◆ The problem: Copy every one of the lines below word for word, with nothing changed.

◆ Material to process:

────

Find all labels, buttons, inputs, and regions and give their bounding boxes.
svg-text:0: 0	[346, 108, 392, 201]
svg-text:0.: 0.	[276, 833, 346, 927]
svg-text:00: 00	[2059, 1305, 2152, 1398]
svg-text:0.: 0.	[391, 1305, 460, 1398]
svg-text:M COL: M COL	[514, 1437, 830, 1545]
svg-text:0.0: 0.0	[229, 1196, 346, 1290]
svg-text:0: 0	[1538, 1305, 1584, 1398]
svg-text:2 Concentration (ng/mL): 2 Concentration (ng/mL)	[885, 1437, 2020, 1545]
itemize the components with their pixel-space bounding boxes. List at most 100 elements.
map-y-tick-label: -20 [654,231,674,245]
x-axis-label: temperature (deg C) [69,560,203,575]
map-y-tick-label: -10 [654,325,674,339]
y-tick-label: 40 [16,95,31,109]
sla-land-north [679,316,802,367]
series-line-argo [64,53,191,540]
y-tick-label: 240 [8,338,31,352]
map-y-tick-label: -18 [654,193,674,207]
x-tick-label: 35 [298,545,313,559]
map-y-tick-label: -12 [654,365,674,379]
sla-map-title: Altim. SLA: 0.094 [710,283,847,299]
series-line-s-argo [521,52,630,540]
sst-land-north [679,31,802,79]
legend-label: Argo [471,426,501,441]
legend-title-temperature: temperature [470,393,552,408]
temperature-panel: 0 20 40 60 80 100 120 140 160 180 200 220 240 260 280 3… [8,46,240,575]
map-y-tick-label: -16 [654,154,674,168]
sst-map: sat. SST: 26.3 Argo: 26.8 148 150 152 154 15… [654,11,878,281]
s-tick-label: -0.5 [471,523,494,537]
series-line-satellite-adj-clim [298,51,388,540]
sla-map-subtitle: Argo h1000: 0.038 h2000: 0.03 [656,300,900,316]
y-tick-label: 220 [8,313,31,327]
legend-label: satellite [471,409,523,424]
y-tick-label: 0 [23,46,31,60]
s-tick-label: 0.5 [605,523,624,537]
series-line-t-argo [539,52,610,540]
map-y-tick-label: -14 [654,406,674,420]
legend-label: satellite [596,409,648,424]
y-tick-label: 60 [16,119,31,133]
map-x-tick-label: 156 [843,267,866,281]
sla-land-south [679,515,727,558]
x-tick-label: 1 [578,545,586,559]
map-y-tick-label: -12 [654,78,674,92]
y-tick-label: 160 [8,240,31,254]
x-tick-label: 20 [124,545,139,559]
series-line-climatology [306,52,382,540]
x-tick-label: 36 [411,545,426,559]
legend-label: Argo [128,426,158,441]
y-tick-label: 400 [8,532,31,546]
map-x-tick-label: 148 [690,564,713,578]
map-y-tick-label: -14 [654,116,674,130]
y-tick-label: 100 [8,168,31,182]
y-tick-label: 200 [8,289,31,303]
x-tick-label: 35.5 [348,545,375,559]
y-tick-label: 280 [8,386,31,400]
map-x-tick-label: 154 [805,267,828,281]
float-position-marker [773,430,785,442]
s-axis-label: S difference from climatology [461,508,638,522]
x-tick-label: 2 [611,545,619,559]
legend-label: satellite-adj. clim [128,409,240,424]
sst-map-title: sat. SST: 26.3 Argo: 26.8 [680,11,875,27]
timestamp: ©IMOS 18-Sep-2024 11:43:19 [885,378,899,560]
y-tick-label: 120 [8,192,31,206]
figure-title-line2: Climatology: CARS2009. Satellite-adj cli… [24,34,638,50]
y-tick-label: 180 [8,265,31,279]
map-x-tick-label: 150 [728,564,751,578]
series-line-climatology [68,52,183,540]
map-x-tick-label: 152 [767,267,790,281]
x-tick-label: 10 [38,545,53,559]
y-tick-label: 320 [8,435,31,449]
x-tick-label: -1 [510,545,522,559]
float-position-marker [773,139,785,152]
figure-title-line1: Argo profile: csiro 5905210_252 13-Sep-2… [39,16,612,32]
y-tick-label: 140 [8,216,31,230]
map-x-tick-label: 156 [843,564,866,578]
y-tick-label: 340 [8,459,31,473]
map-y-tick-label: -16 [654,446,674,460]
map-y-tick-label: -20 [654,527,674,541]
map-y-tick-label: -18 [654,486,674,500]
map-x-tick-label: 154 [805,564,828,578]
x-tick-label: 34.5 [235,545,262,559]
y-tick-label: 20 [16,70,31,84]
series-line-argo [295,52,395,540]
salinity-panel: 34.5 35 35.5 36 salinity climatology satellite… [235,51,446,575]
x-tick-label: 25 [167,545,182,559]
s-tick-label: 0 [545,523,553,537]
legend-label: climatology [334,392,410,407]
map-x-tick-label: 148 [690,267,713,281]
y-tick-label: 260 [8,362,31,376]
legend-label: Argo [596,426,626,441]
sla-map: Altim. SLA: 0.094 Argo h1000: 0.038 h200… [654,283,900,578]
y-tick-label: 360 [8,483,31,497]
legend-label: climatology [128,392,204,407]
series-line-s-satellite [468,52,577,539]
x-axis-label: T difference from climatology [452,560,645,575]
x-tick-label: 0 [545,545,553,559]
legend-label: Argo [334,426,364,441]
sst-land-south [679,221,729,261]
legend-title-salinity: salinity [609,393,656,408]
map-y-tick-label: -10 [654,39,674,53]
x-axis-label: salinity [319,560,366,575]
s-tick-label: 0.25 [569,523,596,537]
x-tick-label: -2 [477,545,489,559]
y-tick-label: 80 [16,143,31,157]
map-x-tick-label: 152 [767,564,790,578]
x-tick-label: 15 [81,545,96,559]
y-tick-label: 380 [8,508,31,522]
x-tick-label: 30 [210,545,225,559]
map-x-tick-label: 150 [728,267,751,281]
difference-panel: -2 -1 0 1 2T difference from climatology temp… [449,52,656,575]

────

◆ Answer to the exercise:
Find all labels, buttons, inputs, and regions and give their bounding boxes.
svg-text:0: 0	[346, 108, 392, 201]
svg-text:0.: 0.	[276, 833, 346, 927]
svg-text:00: 00	[2059, 1305, 2152, 1398]
svg-text:0.: 0.	[391, 1305, 460, 1398]
svg-text:M COL: M COL	[514, 1437, 830, 1545]
svg-text:0.0: 0.0	[229, 1196, 346, 1290]
svg-text:0: 0	[1538, 1305, 1584, 1398]
svg-text:2 Concentration (ng/mL): 2 Concentration (ng/mL)	[885, 1437, 2020, 1545]
itemize the components with their pixel-space bounding boxes. List at most 100 elements.
map-y-tick-label: -20 [654,231,674,245]
x-axis-label: temperature (deg C) [69,560,203,575]
map-y-tick-label: -10 [654,325,674,339]
y-tick-label: 40 [16,95,31,109]
sla-land-north [679,316,802,367]
series-line-argo [64,53,191,540]
y-tick-label: 240 [8,338,31,352]
map-y-tick-label: -18 [654,193,674,207]
x-tick-label: 35 [298,545,313,559]
map-y-tick-label: -12 [654,365,674,379]
sla-map-title: Altim. SLA: 0.094 [710,283,847,299]
series-line-s-argo [521,52,630,540]
sst-land-north [679,31,802,79]
legend-label: Argo [471,426,501,441]
legend-title-temperature: temperature [470,393,552,408]
temperature-panel: 0 20 40 60 80 100 120 140 160 180 200 220 240 260 280 3… [8,46,240,575]
map-y-tick-label: -16 [654,154,674,168]
sst-map: sat. SST: 26.3 Argo: 26.8 148 150 152 154 15… [654,11,878,281]
s-tick-label: -0.5 [471,523,494,537]
series-line-satellite-adj-clim [298,51,388,540]
sla-map-subtitle: Argo h1000: 0.038 h2000: 0.03 [656,300,900,316]
y-tick-label: 220 [8,313,31,327]
legend-label: satellite [471,409,523,424]
y-tick-label: 0 [23,46,31,60]
s-tick-label: 0.5 [605,523,624,537]
series-line-t-argo [539,52,610,540]
map-y-tick-label: -14 [654,406,674,420]
legend-label: satellite [596,409,648,424]
y-tick-label: 60 [16,119,31,133]
map-x-tick-label: 156 [843,267,866,281]
sla-land-south [679,515,727,558]
x-tick-label: 1 [578,545,586,559]
map-y-tick-label: -12 [654,78,674,92]
y-tick-label: 160 [8,240,31,254]
x-tick-label: 20 [124,545,139,559]
series-line-climatology [306,52,382,540]
x-tick-label: 36 [411,545,426,559]
legend-label: Argo [128,426,158,441]
y-tick-label: 400 [8,532,31,546]
map-x-tick-label: 148 [690,564,713,578]
map-y-tick-label: -14 [654,116,674,130]
y-tick-label: 100 [8,168,31,182]
y-tick-label: 200 [8,289,31,303]
x-tick-label: 35.5 [348,545,375,559]
y-tick-label: 280 [8,386,31,400]
map-x-tick-label: 154 [805,267,828,281]
float-position-marker [773,430,785,442]
s-axis-label: S difference from climatology [461,508,638,522]
x-tick-label: 2 [611,545,619,559]
legend-label: satellite-adj. clim [128,409,240,424]
sst-map-title: sat. SST: 26.3 Argo: 26.8 [680,11,875,27]
timestamp: ©IMOS 18-Sep-2024 11:43:19 [885,378,899,560]
y-tick-label: 120 [8,192,31,206]
figure-title-line2: Climatology: CARS2009. Satellite-adj cli… [24,34,638,50]
y-tick-label: 180 [8,265,31,279]
map-x-tick-label: 150 [728,564,751,578]
series-line-climatology [68,52,183,540]
map-x-tick-label: 152 [767,267,790,281]
x-tick-label: 10 [38,545,53,559]
y-tick-label: 320 [8,435,31,449]
x-tick-label: -1 [510,545,522,559]
float-position-marker [773,139,785,152]
figure-title-line1: Argo profile: csiro 5905210_252 13-Sep-2… [39,16,612,32]
y-tick-label: 140 [8,216,31,230]
map-x-tick-label: 156 [843,564,866,578]
y-tick-label: 340 [8,459,31,473]
map-y-tick-label: -16 [654,446,674,460]
map-y-tick-label: -20 [654,527,674,541]
map-y-tick-label: -18 [654,486,674,500]
map-x-tick-label: 154 [805,564,828,578]
x-tick-label: 34.5 [235,545,262,559]
y-tick-label: 20 [16,70,31,84]
series-line-argo [295,52,395,540]
salinity-panel: 34.5 35 35.5 36 salinity climatology satellite… [235,51,446,575]
x-tick-label: 25 [167,545,182,559]
s-tick-label: 0 [545,523,553,537]
legend-label: climatology [334,392,410,407]
map-x-tick-label: 148 [690,267,713,281]
y-tick-label: 260 [8,362,31,376]
legend-label: Argo [596,426,626,441]
sla-map: Altim. SLA: 0.094 Argo h1000: 0.038 h200… [654,283,900,578]
y-tick-label: 360 [8,483,31,497]
legend-label: climatology [128,392,204,407]
series-line-s-satellite [468,52,577,539]
x-axis-label: T difference from climatology [452,560,645,575]
x-tick-label: 0 [545,545,553,559]
legend-label: Argo [334,426,364,441]
sst-land-south [679,221,729,261]
legend-title-salinity: salinity [609,393,656,408]
map-y-tick-label: -10 [654,39,674,53]
x-axis-label: salinity [319,560,366,575]
s-tick-label: 0.25 [569,523,596,537]
x-tick-label: -2 [477,545,489,559]
y-tick-label: 80 [16,143,31,157]
map-x-tick-label: 152 [767,564,790,578]
x-tick-label: 15 [81,545,96,559]
y-tick-label: 380 [8,508,31,522]
x-tick-label: 30 [210,545,225,559]
map-x-tick-label: 150 [728,267,751,281]
difference-panel: -2 -1 0 1 2T difference from climatology temp… [449,52,656,575]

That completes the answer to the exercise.